Exercise material:
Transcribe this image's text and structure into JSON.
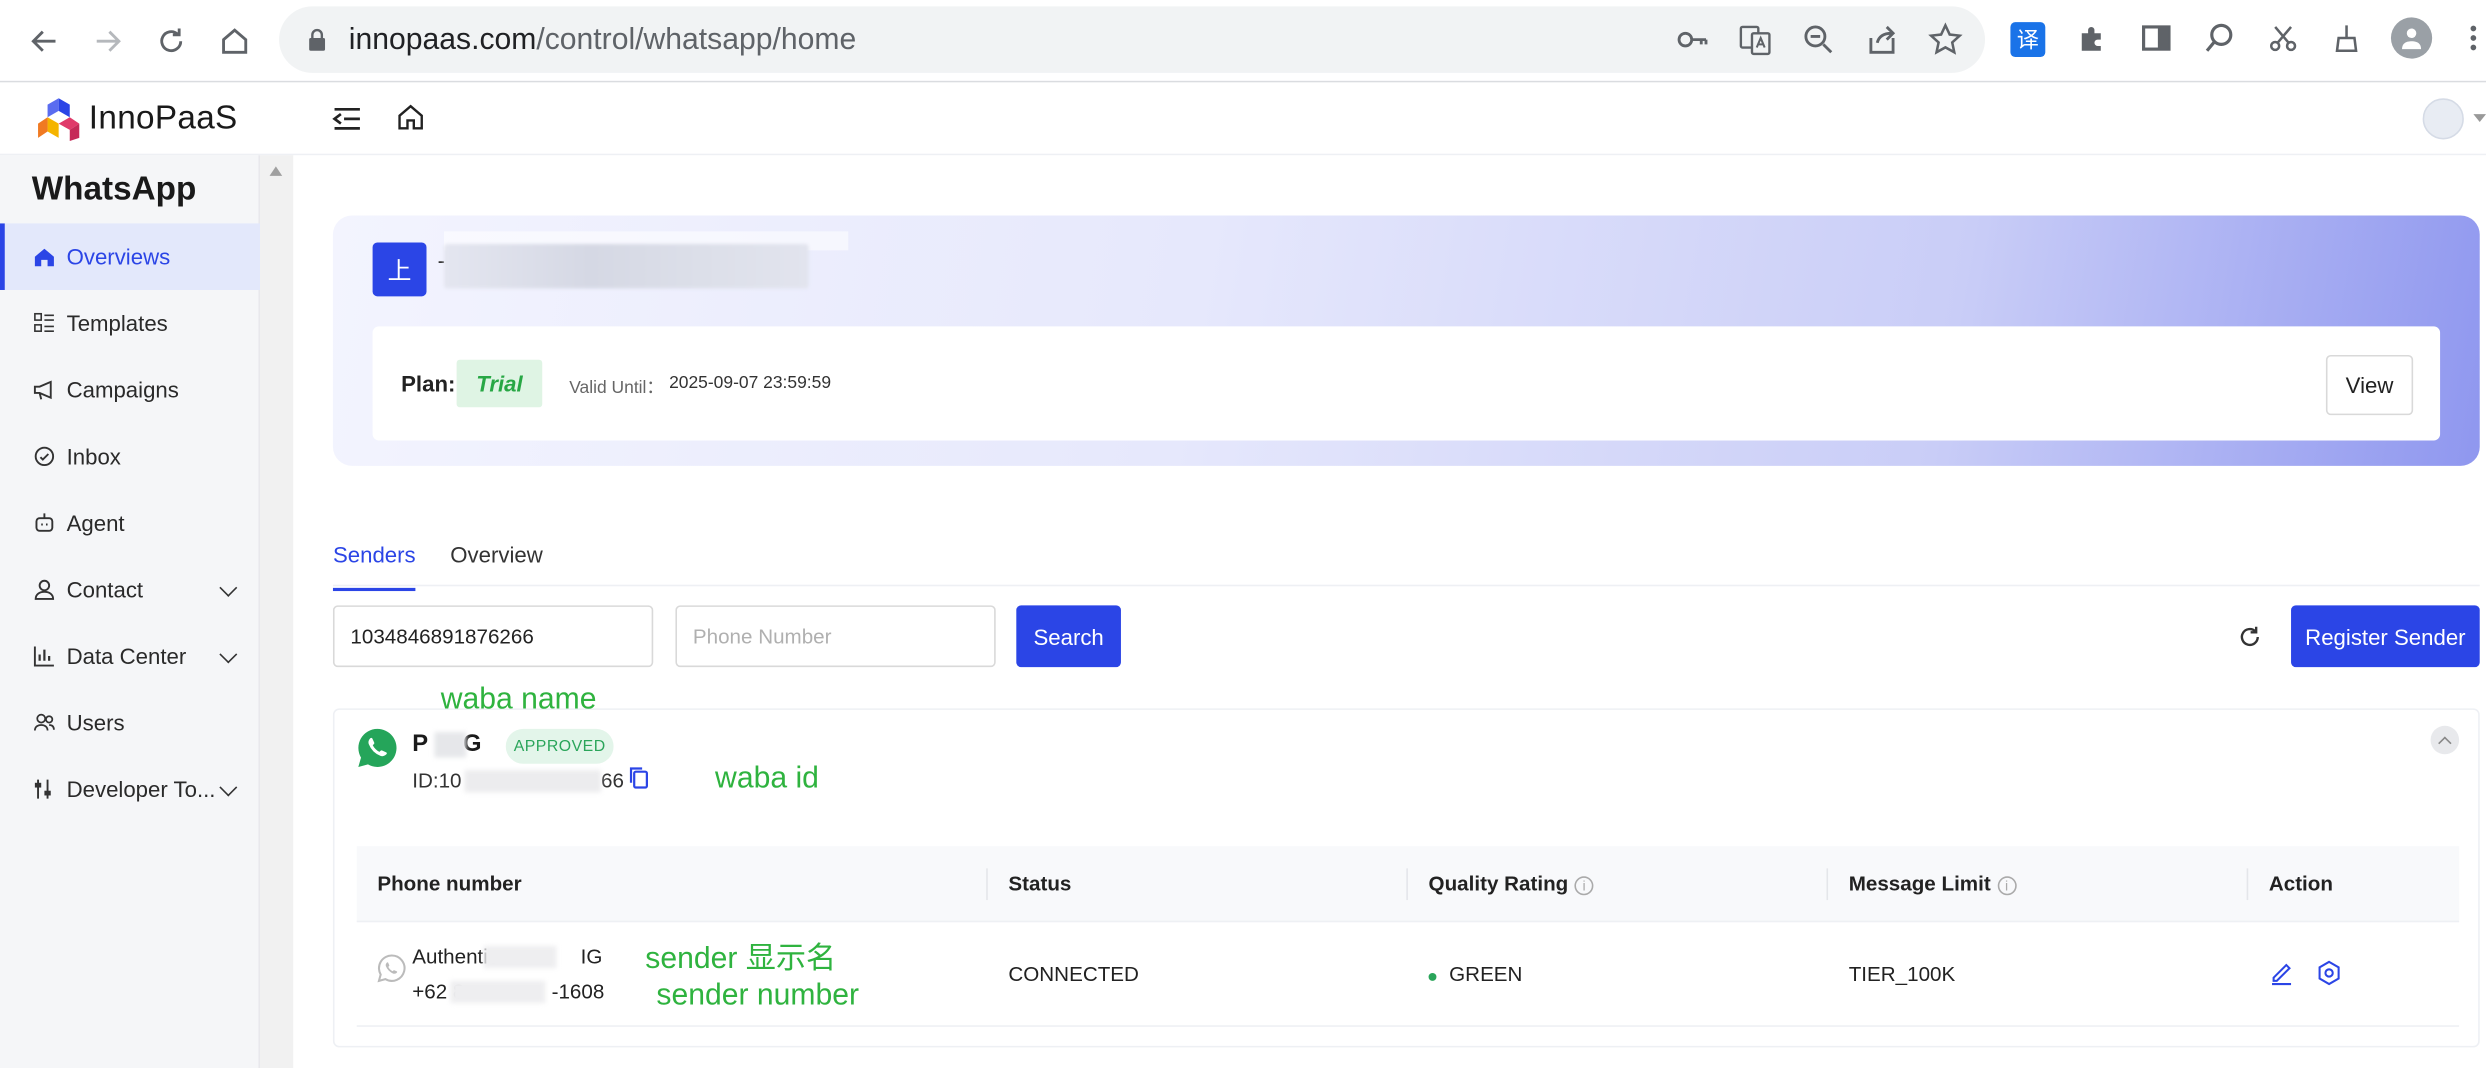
{
  "browser": {
    "url_host": "innopaas.com",
    "url_path": "/control/whatsapp/home",
    "translate_ext_label": "译"
  },
  "header": {
    "logo_text": "InnoPaaS"
  },
  "sidebar": {
    "title": "WhatsApp",
    "items": [
      {
        "label": "Overviews",
        "icon": "home-icon",
        "active": true
      },
      {
        "label": "Templates",
        "icon": "templates-icon"
      },
      {
        "label": "Campaigns",
        "icon": "megaphone-icon"
      },
      {
        "label": "Inbox",
        "icon": "chat-icon"
      },
      {
        "label": "Agent",
        "icon": "robot-icon"
      },
      {
        "label": "Contact",
        "icon": "user-icon",
        "expandable": true
      },
      {
        "label": "Data Center",
        "icon": "chart-icon",
        "expandable": true
      },
      {
        "label": "Users",
        "icon": "users-icon"
      },
      {
        "label": "Developer To...",
        "icon": "developer-icon",
        "expandable": true
      }
    ]
  },
  "banner": {
    "org_badge": "上",
    "org_dash": "-",
    "plan_label": "Plan:",
    "plan_value": "Trial",
    "valid_label": "Valid Until：",
    "valid_value": "2025-09-07 23:59:59",
    "view_button": "View"
  },
  "tabs": [
    {
      "label": "Senders",
      "active": true
    },
    {
      "label": "Overview",
      "active": false
    }
  ],
  "filters": {
    "waba_id_value": "1034846891876266",
    "phone_placeholder": "Phone Number",
    "search_button": "Search",
    "register_button": "Register Sender"
  },
  "waba": {
    "name_start": "P",
    "name_end": "G",
    "status": "APPROVED",
    "id_prefix": "ID:10",
    "id_suffix": "66",
    "table": {
      "headers": [
        "Phone number",
        "Status",
        "Quality Rating",
        "Message Limit",
        "Action"
      ],
      "rows": [
        {
          "display_name_start": "Authentic",
          "display_name_end": "IG",
          "phone_start": "+62 8",
          "phone_end": "-1608",
          "status": "CONNECTED",
          "quality": "GREEN",
          "limit": "TIER_100K"
        }
      ]
    }
  },
  "annotations": {
    "waba_name": "waba name",
    "waba_id": "waba id",
    "sender_display": "sender 显示名",
    "sender_number": "sender number"
  },
  "colors": {
    "primary": "#2b45e6",
    "approved": "#2aa55a",
    "annotation": "#2fb33f"
  }
}
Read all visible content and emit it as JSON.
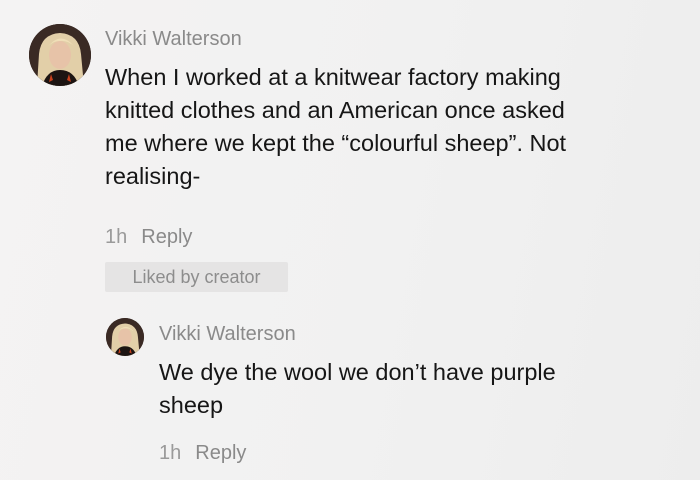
{
  "comment": {
    "author": "Vikki Walterson",
    "text_lines": [
      "When I worked at a knitwear factory making",
      "knitted clothes and an American once asked",
      "me where we kept the “colourful sheep”. Not",
      "realising-"
    ],
    "time": "1h",
    "reply_label": "Reply",
    "badge": "Liked by creator"
  },
  "reply_comment": {
    "author": "Vikki Walterson",
    "text_lines": [
      "We dye the wool we don’t have purple",
      "sheep"
    ],
    "time": "1h",
    "reply_label": "Reply"
  },
  "icons": {
    "avatar": "user-avatar-photo"
  },
  "colors": {
    "background": "#f2f2f2",
    "text": "#161616",
    "muted": "#8a8a8a",
    "badge_bg": "#e5e4e4"
  }
}
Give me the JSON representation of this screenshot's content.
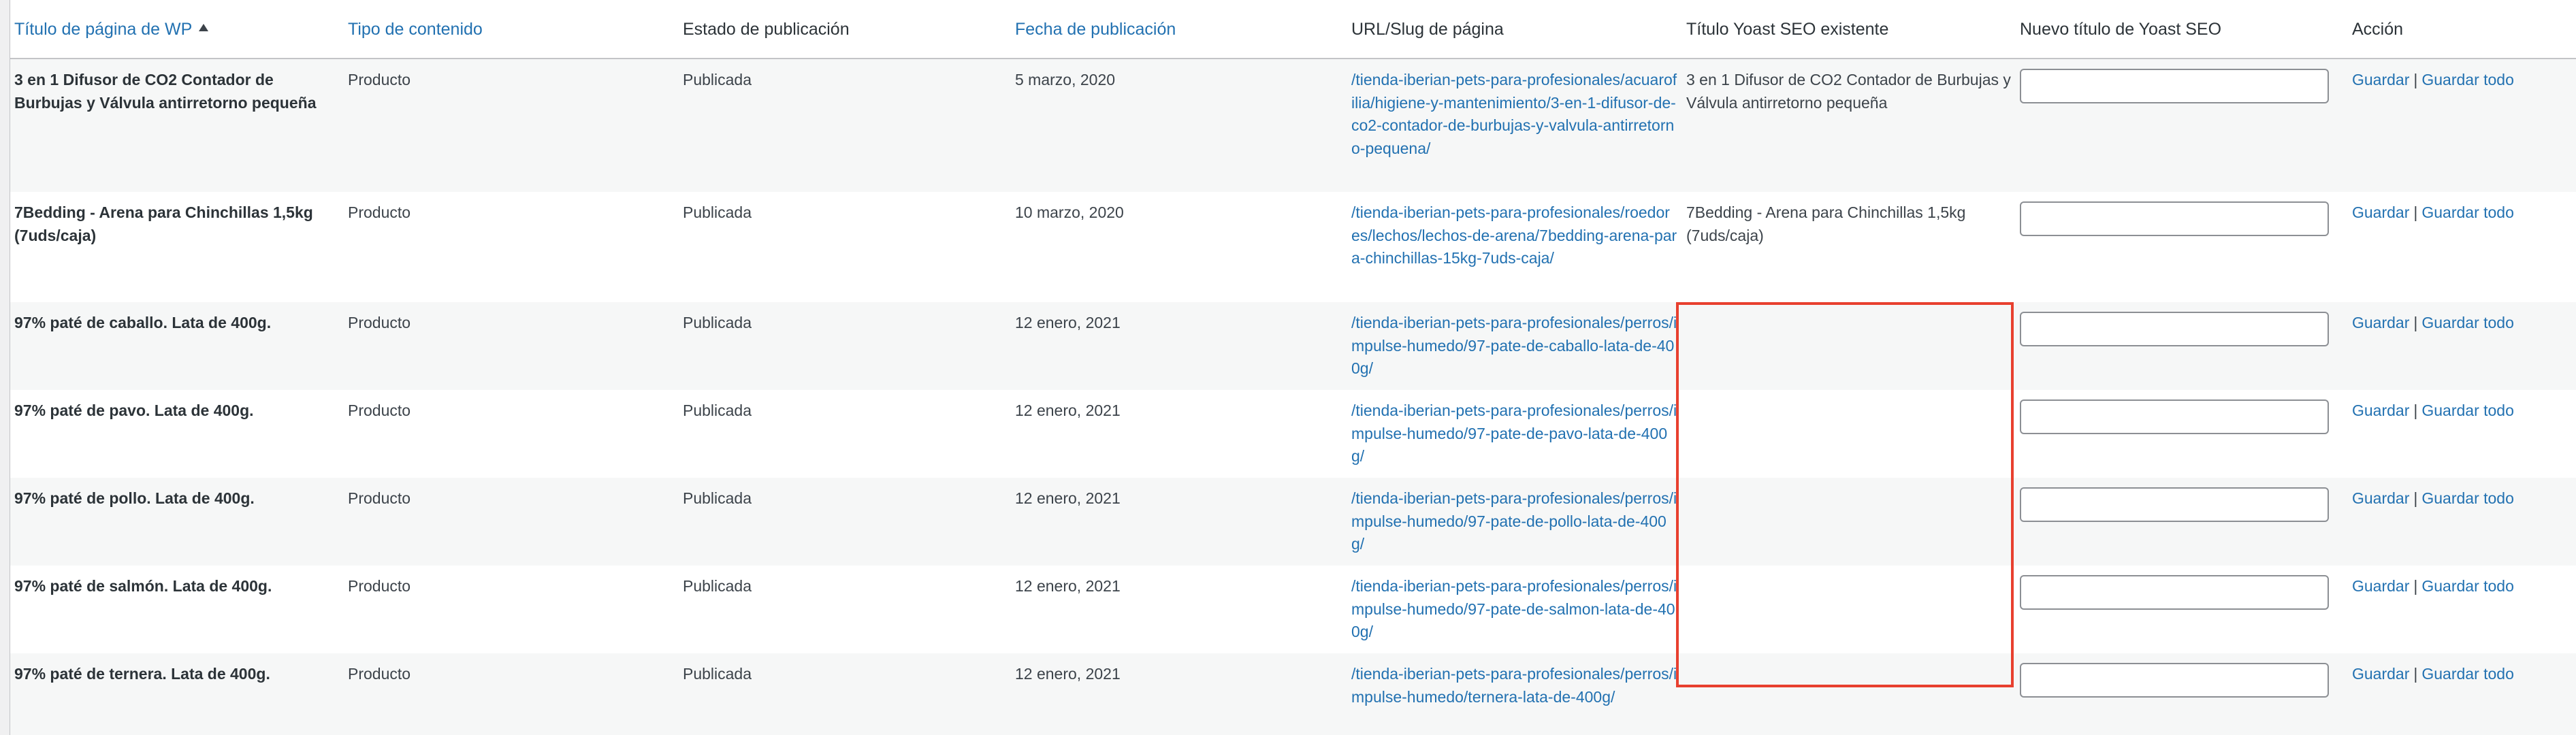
{
  "table": {
    "columns": [
      {
        "label": "Título de página de WP",
        "sortable": true,
        "sorted": "asc"
      },
      {
        "label": "Tipo de contenido",
        "sortable": true
      },
      {
        "label": "Estado de publicación",
        "sortable": false
      },
      {
        "label": "Fecha de publicación",
        "sortable": true
      },
      {
        "label": "URL/Slug de página",
        "sortable": false
      },
      {
        "label": "Título Yoast SEO existente",
        "sortable": false
      },
      {
        "label": "Nuevo título de Yoast SEO",
        "sortable": false
      },
      {
        "label": "Acción",
        "sortable": false
      }
    ],
    "rows": [
      {
        "title": "3 en 1 Difusor de CO2 Contador de Burbujas y Válvula antirretorno pequeña",
        "type": "Producto",
        "status": "Publicada",
        "date": "5 marzo, 2020",
        "slug": "/tienda-iberian-pets-para-profesionales/acuarofilia/higiene-y-mantenimiento/3-en-1-difusor-de-co2-contador-de-burbujas-y-valvula-antirretorno-pequena/",
        "yoast_title": "3 en 1 Difusor de CO2 Contador de Burbujas y Válvula antirretorno pequeña",
        "new_title": "",
        "save": "Guardar",
        "save_all": "Guardar todo"
      },
      {
        "title": "7Bedding - Arena para Chinchillas 1,5kg (7uds/caja)",
        "type": "Producto",
        "status": "Publicada",
        "date": "10 marzo, 2020",
        "slug": "/tienda-iberian-pets-para-profesionales/roedores/lechos/lechos-de-arena/7bedding-arena-para-chinchillas-15kg-7uds-caja/",
        "yoast_title": "7Bedding - Arena para Chinchillas 1,5kg (7uds/caja)",
        "new_title": "",
        "save": "Guardar",
        "save_all": "Guardar todo"
      },
      {
        "title": "97% paté de caballo. Lata de 400g.",
        "type": "Producto",
        "status": "Publicada",
        "date": "12 enero, 2021",
        "slug": "/tienda-iberian-pets-para-profesionales/perros/impulse-humedo/97-pate-de-caballo-lata-de-400g/",
        "yoast_title": "",
        "new_title": "",
        "save": "Guardar",
        "save_all": "Guardar todo"
      },
      {
        "title": "97% paté de pavo. Lata de 400g.",
        "type": "Producto",
        "status": "Publicada",
        "date": "12 enero, 2021",
        "slug": "/tienda-iberian-pets-para-profesionales/perros/impulse-humedo/97-pate-de-pavo-lata-de-400g/",
        "yoast_title": "",
        "new_title": "",
        "save": "Guardar",
        "save_all": "Guardar todo"
      },
      {
        "title": "97% paté de pollo. Lata de 400g.",
        "type": "Producto",
        "status": "Publicada",
        "date": "12 enero, 2021",
        "slug": "/tienda-iberian-pets-para-profesionales/perros/impulse-humedo/97-pate-de-pollo-lata-de-400g/",
        "yoast_title": "",
        "new_title": "",
        "save": "Guardar",
        "save_all": "Guardar todo"
      },
      {
        "title": "97% paté de salmón. Lata de 400g.",
        "type": "Producto",
        "status": "Publicada",
        "date": "12 enero, 2021",
        "slug": "/tienda-iberian-pets-para-profesionales/perros/impulse-humedo/97-pate-de-salmon-lata-de-400g/",
        "yoast_title": "",
        "new_title": "",
        "save": "Guardar",
        "save_all": "Guardar todo"
      },
      {
        "title": "97% paté de ternera. Lata de 400g.",
        "type": "Producto",
        "status": "Publicada",
        "date": "12 enero, 2021",
        "slug": "/tienda-iberian-pets-para-profesionales/perros/impulse-humedo/ternera-lata-de-400g/",
        "yoast_title": "",
        "new_title": "",
        "save": "Guardar",
        "save_all": "Guardar todo"
      }
    ]
  },
  "colors": {
    "link": "#2271b1",
    "highlight": "#e8402f",
    "row_alt": "#f6f7f7"
  }
}
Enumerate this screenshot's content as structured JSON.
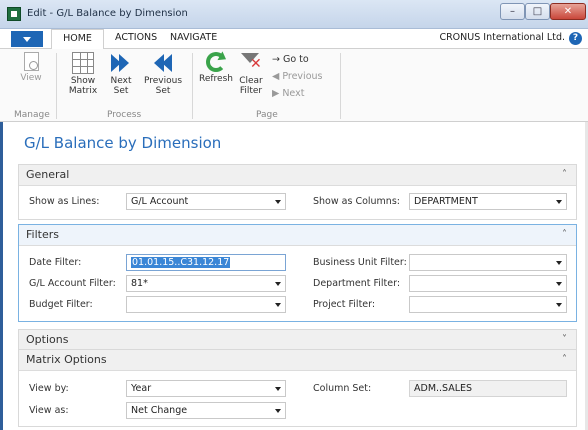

What is asked:
Every line of text is to be repeated exactly; pictures are left out.

Answer to this exercise:
Transcribe this image's text and structure into JSON.
{
  "browser": {
    "url_host": "innopaas.com",
    "url_path": "/control/whatsapp/home",
    "translate_ext_label": "译"
  },
  "header": {
    "logo_text": "InnoPaaS"
  },
  "sidebar": {
    "title": "WhatsApp",
    "items": [
      {
        "label": "Overviews",
        "icon": "home-icon",
        "active": true
      },
      {
        "label": "Templates",
        "icon": "templates-icon"
      },
      {
        "label": "Campaigns",
        "icon": "megaphone-icon"
      },
      {
        "label": "Inbox",
        "icon": "chat-icon"
      },
      {
        "label": "Agent",
        "icon": "robot-icon"
      },
      {
        "label": "Contact",
        "icon": "user-icon",
        "expandable": true
      },
      {
        "label": "Data Center",
        "icon": "chart-icon",
        "expandable": true
      },
      {
        "label": "Users",
        "icon": "users-icon"
      },
      {
        "label": "Developer To...",
        "icon": "developer-icon",
        "expandable": true
      }
    ]
  },
  "banner": {
    "org_badge": "上",
    "org_dash": "-",
    "plan_label": "Plan:",
    "plan_value": "Trial",
    "valid_label": "Valid Until：",
    "valid_value": "2025-09-07 23:59:59",
    "view_button": "View"
  },
  "tabs": [
    {
      "label": "Senders",
      "active": true
    },
    {
      "label": "Overview",
      "active": false
    }
  ],
  "filters": {
    "waba_id_value": "1034846891876266",
    "phone_placeholder": "Phone Number",
    "search_button": "Search",
    "register_button": "Register Sender"
  },
  "waba": {
    "name_start": "P",
    "name_end": "G",
    "status": "APPROVED",
    "id_prefix": "ID:10",
    "id_suffix": "66",
    "table": {
      "headers": [
        "Phone number",
        "Status",
        "Quality Rating",
        "Message Limit",
        "Action"
      ],
      "rows": [
        {
          "display_name_start": "Authentic",
          "display_name_end": "IG",
          "phone_start": "+62 8",
          "phone_end": "-1608",
          "status": "CONNECTED",
          "quality": "GREEN",
          "limit": "TIER_100K"
        }
      ]
    }
  },
  "annotations": {
    "waba_name": "waba name",
    "waba_id": "waba id",
    "sender_display": "sender 显示名",
    "sender_number": "sender number"
  },
  "colors": {
    "primary": "#2b45e6",
    "approved": "#2aa55a",
    "annotation": "#2fb33f"
  }
}
Read all visible content and emit it as JSON.
{
  "comment": {
    "author": "Vikki Walterson",
    "text_lines": [
      "When I worked at a knitwear factory making",
      "knitted clothes and an American once asked",
      "me where we kept the “colourful sheep”. Not",
      "realising-"
    ],
    "time": "1h",
    "reply_label": "Reply",
    "badge": "Liked by creator"
  },
  "reply_comment": {
    "author": "Vikki Walterson",
    "text_lines": [
      "We dye the wool we don’t have purple",
      "sheep"
    ],
    "time": "1h",
    "reply_label": "Reply"
  },
  "icons": {
    "avatar": "user-avatar-photo"
  },
  "colors": {
    "background": "#f2f2f2",
    "text": "#161616",
    "muted": "#8a8a8a",
    "badge_bg": "#e5e4e4"
  }
}
Give me the JSON representation of this screenshot's content.
{
  "table": {
    "columns": [
      {
        "label": "Título de página de WP",
        "sortable": true,
        "sorted": "asc"
      },
      {
        "label": "Tipo de contenido",
        "sortable": true
      },
      {
        "label": "Estado de publicación",
        "sortable": false
      },
      {
        "label": "Fecha de publicación",
        "sortable": true
      },
      {
        "label": "URL/Slug de página",
        "sortable": false
      },
      {
        "label": "Título Yoast SEO existente",
        "sortable": false
      },
      {
        "label": "Nuevo título de Yoast SEO",
        "sortable": false
      },
      {
        "label": "Acción",
        "sortable": false
      }
    ],
    "rows": [
      {
        "title": "3 en 1 Difusor de CO2 Contador de Burbujas y Válvula antirretorno pequeña",
        "type": "Producto",
        "status": "Publicada",
        "date": "5 marzo, 2020",
        "slug": "/tienda-iberian-pets-para-profesionales/acuarofilia/higiene-y-mantenimiento/3-en-1-difusor-de-co2-contador-de-burbujas-y-valvula-antirretorno-pequena/",
        "yoast_title": "3 en 1 Difusor de CO2 Contador de Burbujas y Válvula antirretorno pequeña",
        "new_title": "",
        "save": "Guardar",
        "save_all": "Guardar todo"
      },
      {
        "title": "7Bedding - Arena para Chinchillas 1,5kg (7uds/caja)",
        "type": "Producto",
        "status": "Publicada",
        "date": "10 marzo, 2020",
        "slug": "/tienda-iberian-pets-para-profesionales/roedores/lechos/lechos-de-arena/7bedding-arena-para-chinchillas-15kg-7uds-caja/",
        "yoast_title": "7Bedding - Arena para Chinchillas 1,5kg (7uds/caja)",
        "new_title": "",
        "save": "Guardar",
        "save_all": "Guardar todo"
      },
      {
        "title": "97% paté de caballo. Lata de 400g.",
        "type": "Producto",
        "status": "Publicada",
        "date": "12 enero, 2021",
        "slug": "/tienda-iberian-pets-para-profesionales/perros/impulse-humedo/97-pate-de-caballo-lata-de-400g/",
        "yoast_title": "",
        "new_title": "",
        "save": "Guardar",
        "save_all": "Guardar todo"
      },
      {
        "title": "97% paté de pavo. Lata de 400g.",
        "type": "Producto",
        "status": "Publicada",
        "date": "12 enero, 2021",
        "slug": "/tienda-iberian-pets-para-profesionales/perros/impulse-humedo/97-pate-de-pavo-lata-de-400g/",
        "yoast_title": "",
        "new_title": "",
        "save": "Guardar",
        "save_all": "Guardar todo"
      },
      {
        "title": "97% paté de pollo. Lata de 400g.",
        "type": "Producto",
        "status": "Publicada",
        "date": "12 enero, 2021",
        "slug": "/tienda-iberian-pets-para-profesionales/perros/impulse-humedo/97-pate-de-pollo-lata-de-400g/",
        "yoast_title": "",
        "new_title": "",
        "save": "Guardar",
        "save_all": "Guardar todo"
      },
      {
        "title": "97% paté de salmón. Lata de 400g.",
        "type": "Producto",
        "status": "Publicada",
        "date": "12 enero, 2021",
        "slug": "/tienda-iberian-pets-para-profesionales/perros/impulse-humedo/97-pate-de-salmon-lata-de-400g/",
        "yoast_title": "",
        "new_title": "",
        "save": "Guardar",
        "save_all": "Guardar todo"
      },
      {
        "title": "97% paté de ternera. Lata de 400g.",
        "type": "Producto",
        "status": "Publicada",
        "date": "12 enero, 2021",
        "slug": "/tienda-iberian-pets-para-profesionales/perros/impulse-humedo/ternera-lata-de-400g/",
        "yoast_title": "",
        "new_title": "",
        "save": "Guardar",
        "save_all": "Guardar todo"
      }
    ]
  },
  "colors": {
    "link": "#2271b1",
    "highlight": "#e8402f",
    "row_alt": "#f6f7f7"
  }
}
Enumerate this screenshot's content as structured JSON.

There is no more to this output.